Required work:
Reproduce all of the data that follows, character for character.

Information given:
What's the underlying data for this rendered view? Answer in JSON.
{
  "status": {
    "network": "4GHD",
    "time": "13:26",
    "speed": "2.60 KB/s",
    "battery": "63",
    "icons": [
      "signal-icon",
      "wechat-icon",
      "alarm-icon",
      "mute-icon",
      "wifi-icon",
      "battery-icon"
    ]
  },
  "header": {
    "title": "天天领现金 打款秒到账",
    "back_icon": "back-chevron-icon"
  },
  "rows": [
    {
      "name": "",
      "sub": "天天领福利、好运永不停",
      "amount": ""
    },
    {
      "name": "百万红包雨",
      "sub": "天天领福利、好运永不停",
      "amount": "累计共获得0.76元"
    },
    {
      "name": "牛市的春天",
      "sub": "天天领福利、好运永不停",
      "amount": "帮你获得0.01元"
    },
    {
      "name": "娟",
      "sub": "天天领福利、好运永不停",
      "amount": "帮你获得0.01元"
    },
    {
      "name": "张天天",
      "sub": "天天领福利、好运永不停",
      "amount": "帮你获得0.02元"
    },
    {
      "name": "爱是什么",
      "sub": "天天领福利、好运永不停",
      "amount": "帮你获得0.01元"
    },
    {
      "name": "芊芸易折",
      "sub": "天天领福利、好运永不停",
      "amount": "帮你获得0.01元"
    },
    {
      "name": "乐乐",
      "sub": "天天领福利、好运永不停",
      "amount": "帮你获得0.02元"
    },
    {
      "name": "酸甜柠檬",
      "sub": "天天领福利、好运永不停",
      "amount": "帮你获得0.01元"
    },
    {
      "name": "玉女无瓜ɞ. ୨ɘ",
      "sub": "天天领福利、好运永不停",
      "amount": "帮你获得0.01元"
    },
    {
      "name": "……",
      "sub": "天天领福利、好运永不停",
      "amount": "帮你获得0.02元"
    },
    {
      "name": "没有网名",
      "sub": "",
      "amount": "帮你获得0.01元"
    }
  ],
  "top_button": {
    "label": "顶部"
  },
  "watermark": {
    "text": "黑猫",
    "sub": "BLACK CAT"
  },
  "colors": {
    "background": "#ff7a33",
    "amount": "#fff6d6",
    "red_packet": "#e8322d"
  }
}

Full response:
What's the underlying data for this rendered view? Answer in JSON.
{
  "status": {
    "network": "4GHD",
    "time": "13:26",
    "speed": "2.60 KB/s",
    "battery": "63",
    "icons": [
      "signal-icon",
      "wechat-icon",
      "alarm-icon",
      "mute-icon",
      "wifi-icon",
      "battery-icon"
    ]
  },
  "header": {
    "title": "天天领现金 打款秒到账",
    "back_icon": "back-chevron-icon"
  },
  "rows": [
    {
      "name": "",
      "sub": "天天领福利、好运永不停",
      "amount": ""
    },
    {
      "name": "百万红包雨",
      "sub": "天天领福利、好运永不停",
      "amount": "累计共获得0.76元"
    },
    {
      "name": "牛市的春天",
      "sub": "天天领福利、好运永不停",
      "amount": "帮你获得0.01元"
    },
    {
      "name": "娟",
      "sub": "天天领福利、好运永不停",
      "amount": "帮你获得0.01元"
    },
    {
      "name": "张天天",
      "sub": "天天领福利、好运永不停",
      "amount": "帮你获得0.02元"
    },
    {
      "name": "爱是什么",
      "sub": "天天领福利、好运永不停",
      "amount": "帮你获得0.01元"
    },
    {
      "name": "芊芸易折",
      "sub": "天天领福利、好运永不停",
      "amount": "帮你获得0.01元"
    },
    {
      "name": "乐乐",
      "sub": "天天领福利、好运永不停",
      "amount": "帮你获得0.02元"
    },
    {
      "name": "酸甜柠檬",
      "sub": "天天领福利、好运永不停",
      "amount": "帮你获得0.01元"
    },
    {
      "name": "玉女无瓜ɞ. ୨ɘ",
      "sub": "天天领福利、好运永不停",
      "amount": "帮你获得0.01元"
    },
    {
      "name": "……",
      "sub": "天天领福利、好运永不停",
      "amount": "帮你获得0.02元"
    },
    {
      "name": "没有网名",
      "sub": "",
      "amount": "帮你获得0.01元"
    }
  ],
  "top_button": {
    "label": "顶部"
  },
  "watermark": {
    "text": "黑猫",
    "sub": "BLACK CAT"
  },
  "colors": {
    "background": "#ff7a33",
    "amount": "#fff6d6",
    "red_packet": "#e8322d"
  }
}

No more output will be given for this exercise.